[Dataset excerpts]

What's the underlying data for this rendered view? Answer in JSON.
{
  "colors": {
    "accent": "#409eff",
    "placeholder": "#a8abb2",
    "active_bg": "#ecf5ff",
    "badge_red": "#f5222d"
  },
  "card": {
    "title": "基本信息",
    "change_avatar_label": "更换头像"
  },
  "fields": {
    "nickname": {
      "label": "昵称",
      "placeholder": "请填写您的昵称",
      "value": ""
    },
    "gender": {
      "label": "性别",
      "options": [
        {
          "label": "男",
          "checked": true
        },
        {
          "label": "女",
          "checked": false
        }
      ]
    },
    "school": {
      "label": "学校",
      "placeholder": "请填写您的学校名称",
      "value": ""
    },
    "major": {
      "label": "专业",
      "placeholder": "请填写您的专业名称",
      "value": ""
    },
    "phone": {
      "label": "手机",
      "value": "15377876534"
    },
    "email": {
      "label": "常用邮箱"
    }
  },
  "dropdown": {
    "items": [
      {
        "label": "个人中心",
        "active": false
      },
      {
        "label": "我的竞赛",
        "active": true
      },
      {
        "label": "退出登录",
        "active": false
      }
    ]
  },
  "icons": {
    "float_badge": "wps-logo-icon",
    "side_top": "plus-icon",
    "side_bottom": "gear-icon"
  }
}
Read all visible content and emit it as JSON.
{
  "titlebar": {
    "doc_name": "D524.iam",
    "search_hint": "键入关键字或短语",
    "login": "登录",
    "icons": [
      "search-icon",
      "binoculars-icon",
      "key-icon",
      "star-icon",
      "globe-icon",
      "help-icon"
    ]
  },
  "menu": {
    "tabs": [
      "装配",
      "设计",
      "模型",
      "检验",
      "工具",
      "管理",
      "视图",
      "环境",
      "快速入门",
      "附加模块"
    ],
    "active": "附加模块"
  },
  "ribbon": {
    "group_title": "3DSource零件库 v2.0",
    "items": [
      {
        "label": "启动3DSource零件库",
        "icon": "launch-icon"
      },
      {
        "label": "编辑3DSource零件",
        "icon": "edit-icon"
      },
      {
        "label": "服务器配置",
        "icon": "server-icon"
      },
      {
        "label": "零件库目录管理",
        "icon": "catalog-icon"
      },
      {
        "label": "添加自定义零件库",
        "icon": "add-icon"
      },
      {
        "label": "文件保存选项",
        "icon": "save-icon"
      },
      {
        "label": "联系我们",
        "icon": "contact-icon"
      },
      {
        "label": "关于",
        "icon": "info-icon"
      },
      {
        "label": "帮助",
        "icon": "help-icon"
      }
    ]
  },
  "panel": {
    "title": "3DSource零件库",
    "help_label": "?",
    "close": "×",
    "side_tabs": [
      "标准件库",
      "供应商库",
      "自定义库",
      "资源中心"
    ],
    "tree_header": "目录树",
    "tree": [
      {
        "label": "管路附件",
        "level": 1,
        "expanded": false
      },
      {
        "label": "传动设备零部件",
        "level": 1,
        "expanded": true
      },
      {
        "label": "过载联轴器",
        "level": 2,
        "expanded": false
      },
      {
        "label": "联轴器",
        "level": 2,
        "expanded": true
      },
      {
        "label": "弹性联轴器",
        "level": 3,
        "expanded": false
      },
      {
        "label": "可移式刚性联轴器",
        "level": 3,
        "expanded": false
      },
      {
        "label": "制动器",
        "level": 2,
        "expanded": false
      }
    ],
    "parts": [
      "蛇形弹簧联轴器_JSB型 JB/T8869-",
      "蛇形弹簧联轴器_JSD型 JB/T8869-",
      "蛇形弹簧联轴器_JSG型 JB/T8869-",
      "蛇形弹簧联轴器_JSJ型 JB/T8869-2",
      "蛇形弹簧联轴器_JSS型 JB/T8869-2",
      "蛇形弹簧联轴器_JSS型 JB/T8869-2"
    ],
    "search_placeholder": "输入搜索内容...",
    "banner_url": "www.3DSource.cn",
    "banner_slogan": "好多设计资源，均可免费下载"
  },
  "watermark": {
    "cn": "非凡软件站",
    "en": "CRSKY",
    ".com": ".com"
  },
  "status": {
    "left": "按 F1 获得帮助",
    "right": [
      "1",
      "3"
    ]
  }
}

## Stated problem
All of the entries must be written out exactly as they stand.

## Response for this exercise
What's the underlying data for this rendered view? Answer in JSON.
{
  "colors": {
    "accent": "#409eff",
    "placeholder": "#a8abb2",
    "active_bg": "#ecf5ff",
    "badge_red": "#f5222d"
  },
  "card": {
    "title": "基本信息",
    "change_avatar_label": "更换头像"
  },
  "fields": {
    "nickname": {
      "label": "昵称",
      "placeholder": "请填写您的昵称",
      "value": ""
    },
    "gender": {
      "label": "性别",
      "options": [
        {
          "label": "男",
          "checked": true
        },
        {
          "label": "女",
          "checked": false
        }
      ]
    },
    "school": {
      "label": "学校",
      "placeholder": "请填写您的学校名称",
      "value": ""
    },
    "major": {
      "label": "专业",
      "placeholder": "请填写您的专业名称",
      "value": ""
    },
    "phone": {
      "label": "手机",
      "value": "15377876534"
    },
    "email": {
      "label": "常用邮箱"
    }
  },
  "dropdown": {
    "items": [
      {
        "label": "个人中心",
        "active": false
      },
      {
        "label": "我的竞赛",
        "active": true
      },
      {
        "label": "退出登录",
        "active": false
      }
    ]
  },
  "icons": {
    "float_badge": "wps-logo-icon",
    "side_top": "plus-icon",
    "side_bottom": "gear-icon"
  }
}
Read all visible content and emit it as JSON.
{
  "titlebar": {
    "doc_name": "D524.iam",
    "search_hint": "键入关键字或短语",
    "login": "登录",
    "icons": [
      "search-icon",
      "binoculars-icon",
      "key-icon",
      "star-icon",
      "globe-icon",
      "help-icon"
    ]
  },
  "menu": {
    "tabs": [
      "装配",
      "设计",
      "模型",
      "检验",
      "工具",
      "管理",
      "视图",
      "环境",
      "快速入门",
      "附加模块"
    ],
    "active": "附加模块"
  },
  "ribbon": {
    "group_title": "3DSource零件库 v2.0",
    "items": [
      {
        "label": "启动3DSource零件库",
        "icon": "launch-icon"
      },
      {
        "label": "编辑3DSource零件",
        "icon": "edit-icon"
      },
      {
        "label": "服务器配置",
        "icon": "server-icon"
      },
      {
        "label": "零件库目录管理",
        "icon": "catalog-icon"
      },
      {
        "label": "添加自定义零件库",
        "icon": "add-icon"
      },
      {
        "label": "文件保存选项",
        "icon": "save-icon"
      },
      {
        "label": "联系我们",
        "icon": "contact-icon"
      },
      {
        "label": "关于",
        "icon": "info-icon"
      },
      {
        "label": "帮助",
        "icon": "help-icon"
      }
    ]
  },
  "panel": {
    "title": "3DSource零件库",
    "help_label": "?",
    "close": "×",
    "side_tabs": [
      "标准件库",
      "供应商库",
      "自定义库",
      "资源中心"
    ],
    "tree_header": "目录树",
    "tree": [
      {
        "label": "管路附件",
        "level": 1,
        "expanded": false
      },
      {
        "label": "传动设备零部件",
        "level": 1,
        "expanded": true
      },
      {
        "label": "过载联轴器",
        "level": 2,
        "expanded": false
      },
      {
        "label": "联轴器",
        "level": 2,
        "expanded": true
      },
      {
        "label": "弹性联轴器",
        "level": 3,
        "expanded": false
      },
      {
        "label": "可移式刚性联轴器",
        "level": 3,
        "expanded": false
      },
      {
        "label": "制动器",
        "level": 2,
        "expanded": false
      }
    ],
    "parts": [
      "蛇形弹簧联轴器_JSB型 JB/T8869-",
      "蛇形弹簧联轴器_JSD型 JB/T8869-",
      "蛇形弹簧联轴器_JSG型 JB/T8869-",
      "蛇形弹簧联轴器_JSJ型 JB/T8869-2",
      "蛇形弹簧联轴器_JSS型 JB/T8869-2",
      "蛇形弹簧联轴器_JSS型 JB/T8869-2"
    ],
    "search_placeholder": "输入搜索内容...",
    "banner_url": "www.3DSource.cn",
    "banner_slogan": "好多设计资源，均可免费下载"
  },
  "watermark": {
    "cn": "非凡软件站",
    "en": "CRSKY",
    ".com": ".com"
  },
  "status": {
    "left": "按 F1 获得帮助",
    "right": [
      "1",
      "3"
    ]
  }
}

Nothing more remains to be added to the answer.